What the exercise asks: Keep only the lines that hold the string "understand", filtering out the rest of the entries below.

Given data:
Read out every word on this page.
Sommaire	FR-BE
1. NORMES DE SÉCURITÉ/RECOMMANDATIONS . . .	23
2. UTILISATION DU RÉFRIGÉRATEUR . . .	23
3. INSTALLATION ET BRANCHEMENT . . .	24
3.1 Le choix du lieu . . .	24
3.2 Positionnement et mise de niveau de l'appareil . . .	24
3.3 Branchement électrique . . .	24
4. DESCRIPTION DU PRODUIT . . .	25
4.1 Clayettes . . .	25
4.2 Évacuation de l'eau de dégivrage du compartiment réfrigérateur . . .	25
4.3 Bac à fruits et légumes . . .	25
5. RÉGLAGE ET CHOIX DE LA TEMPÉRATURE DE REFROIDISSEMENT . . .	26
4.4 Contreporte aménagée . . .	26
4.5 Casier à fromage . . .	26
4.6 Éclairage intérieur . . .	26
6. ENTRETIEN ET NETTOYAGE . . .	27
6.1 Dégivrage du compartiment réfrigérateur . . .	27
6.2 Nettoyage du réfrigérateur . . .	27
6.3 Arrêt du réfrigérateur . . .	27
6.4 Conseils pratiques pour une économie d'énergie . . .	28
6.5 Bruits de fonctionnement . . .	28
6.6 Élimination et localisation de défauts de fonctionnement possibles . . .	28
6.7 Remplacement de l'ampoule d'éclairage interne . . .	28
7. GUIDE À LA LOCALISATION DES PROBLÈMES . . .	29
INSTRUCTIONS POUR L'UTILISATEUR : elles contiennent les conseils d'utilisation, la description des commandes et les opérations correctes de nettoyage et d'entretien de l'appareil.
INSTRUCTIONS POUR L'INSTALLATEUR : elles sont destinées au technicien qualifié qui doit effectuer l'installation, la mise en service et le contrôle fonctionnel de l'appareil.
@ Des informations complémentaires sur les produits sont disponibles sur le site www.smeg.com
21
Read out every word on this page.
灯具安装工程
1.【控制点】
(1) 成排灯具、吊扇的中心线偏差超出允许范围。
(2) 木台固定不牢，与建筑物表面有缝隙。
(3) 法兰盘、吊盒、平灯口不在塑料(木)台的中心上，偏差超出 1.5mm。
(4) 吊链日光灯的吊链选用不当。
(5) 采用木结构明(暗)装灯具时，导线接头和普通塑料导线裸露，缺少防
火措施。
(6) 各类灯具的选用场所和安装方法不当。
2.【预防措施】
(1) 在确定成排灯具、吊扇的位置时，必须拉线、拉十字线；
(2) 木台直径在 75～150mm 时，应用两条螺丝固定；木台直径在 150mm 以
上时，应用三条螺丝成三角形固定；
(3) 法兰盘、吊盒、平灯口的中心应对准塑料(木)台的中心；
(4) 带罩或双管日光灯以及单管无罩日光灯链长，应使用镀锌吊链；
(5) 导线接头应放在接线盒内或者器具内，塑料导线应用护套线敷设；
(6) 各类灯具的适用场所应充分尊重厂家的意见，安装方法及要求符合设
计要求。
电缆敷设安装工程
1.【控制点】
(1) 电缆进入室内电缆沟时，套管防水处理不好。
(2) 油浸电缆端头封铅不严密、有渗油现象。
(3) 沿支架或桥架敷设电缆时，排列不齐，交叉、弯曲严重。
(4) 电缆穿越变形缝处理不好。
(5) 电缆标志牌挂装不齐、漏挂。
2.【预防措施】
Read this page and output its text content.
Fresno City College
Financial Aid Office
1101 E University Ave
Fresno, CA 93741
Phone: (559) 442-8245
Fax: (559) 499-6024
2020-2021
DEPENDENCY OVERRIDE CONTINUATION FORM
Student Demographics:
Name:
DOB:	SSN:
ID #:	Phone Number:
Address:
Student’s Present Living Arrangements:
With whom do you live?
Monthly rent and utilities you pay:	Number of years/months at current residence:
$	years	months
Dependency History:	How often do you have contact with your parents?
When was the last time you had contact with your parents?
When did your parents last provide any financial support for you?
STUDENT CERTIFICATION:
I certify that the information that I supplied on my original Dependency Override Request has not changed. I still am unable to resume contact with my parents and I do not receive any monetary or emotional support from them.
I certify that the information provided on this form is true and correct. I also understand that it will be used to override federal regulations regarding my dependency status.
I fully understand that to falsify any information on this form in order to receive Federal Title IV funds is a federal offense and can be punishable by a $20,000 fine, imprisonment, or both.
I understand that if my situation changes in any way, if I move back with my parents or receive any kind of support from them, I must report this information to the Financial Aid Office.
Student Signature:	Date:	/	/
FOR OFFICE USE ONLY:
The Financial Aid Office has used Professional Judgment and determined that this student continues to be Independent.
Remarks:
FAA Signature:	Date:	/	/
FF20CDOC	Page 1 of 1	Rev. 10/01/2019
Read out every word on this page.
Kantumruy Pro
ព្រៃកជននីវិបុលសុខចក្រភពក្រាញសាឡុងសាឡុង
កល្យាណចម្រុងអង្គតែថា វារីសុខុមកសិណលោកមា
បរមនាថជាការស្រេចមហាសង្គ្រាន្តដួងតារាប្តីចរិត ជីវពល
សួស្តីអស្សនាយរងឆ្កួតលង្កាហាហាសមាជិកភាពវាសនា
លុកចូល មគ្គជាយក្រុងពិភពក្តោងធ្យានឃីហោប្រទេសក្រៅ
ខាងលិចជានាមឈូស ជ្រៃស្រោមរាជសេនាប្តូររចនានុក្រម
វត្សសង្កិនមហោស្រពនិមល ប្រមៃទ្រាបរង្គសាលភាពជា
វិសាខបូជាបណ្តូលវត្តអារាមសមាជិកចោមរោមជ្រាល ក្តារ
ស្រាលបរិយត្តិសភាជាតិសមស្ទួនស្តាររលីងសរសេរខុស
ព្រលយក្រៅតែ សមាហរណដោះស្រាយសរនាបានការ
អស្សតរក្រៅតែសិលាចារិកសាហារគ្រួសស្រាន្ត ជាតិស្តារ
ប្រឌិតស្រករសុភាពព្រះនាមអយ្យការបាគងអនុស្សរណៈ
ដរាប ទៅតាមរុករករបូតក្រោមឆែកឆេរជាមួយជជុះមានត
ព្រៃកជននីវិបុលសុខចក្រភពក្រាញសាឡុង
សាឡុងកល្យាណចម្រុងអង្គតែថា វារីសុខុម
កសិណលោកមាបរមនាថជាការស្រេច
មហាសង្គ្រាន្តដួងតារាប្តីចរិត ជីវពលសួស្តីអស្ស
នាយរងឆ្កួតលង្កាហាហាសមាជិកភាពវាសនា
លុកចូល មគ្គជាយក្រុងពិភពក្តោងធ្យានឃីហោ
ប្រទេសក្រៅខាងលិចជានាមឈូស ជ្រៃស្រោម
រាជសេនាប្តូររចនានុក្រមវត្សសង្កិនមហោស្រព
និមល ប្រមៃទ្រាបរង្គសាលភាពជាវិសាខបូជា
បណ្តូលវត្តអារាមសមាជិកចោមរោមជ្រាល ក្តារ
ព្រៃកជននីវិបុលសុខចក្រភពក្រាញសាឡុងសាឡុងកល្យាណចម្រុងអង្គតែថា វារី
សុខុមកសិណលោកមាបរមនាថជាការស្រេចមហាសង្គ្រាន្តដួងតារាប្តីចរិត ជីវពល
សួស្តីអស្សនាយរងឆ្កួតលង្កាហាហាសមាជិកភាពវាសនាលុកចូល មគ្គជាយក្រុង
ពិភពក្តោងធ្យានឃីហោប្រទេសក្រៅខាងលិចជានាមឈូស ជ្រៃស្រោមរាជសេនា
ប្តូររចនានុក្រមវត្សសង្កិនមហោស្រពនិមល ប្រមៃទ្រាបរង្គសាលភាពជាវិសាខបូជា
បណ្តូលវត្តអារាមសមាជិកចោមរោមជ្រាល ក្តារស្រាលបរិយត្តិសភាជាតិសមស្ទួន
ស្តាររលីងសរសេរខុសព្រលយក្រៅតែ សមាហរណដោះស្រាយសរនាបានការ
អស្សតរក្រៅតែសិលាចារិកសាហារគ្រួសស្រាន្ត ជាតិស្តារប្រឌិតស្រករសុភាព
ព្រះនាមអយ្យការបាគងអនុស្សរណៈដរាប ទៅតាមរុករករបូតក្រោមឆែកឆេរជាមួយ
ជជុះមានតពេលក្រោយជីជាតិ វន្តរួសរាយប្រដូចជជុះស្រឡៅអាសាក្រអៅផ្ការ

Result for this task:
I certify that the information provided on this form is true and correct. I also understand that it will be used to override federal regulations regarding my dependency status.
I fully understand that to falsify any information on this form in order to receive Federal Title IV funds is a federal offense and can be punishable by a $20,000 fine, imprisonment, or both.
I understand that if my situation changes in any way, if I move back with my parents or receive any kind of support from them, I must report this information to the Financial Aid Office.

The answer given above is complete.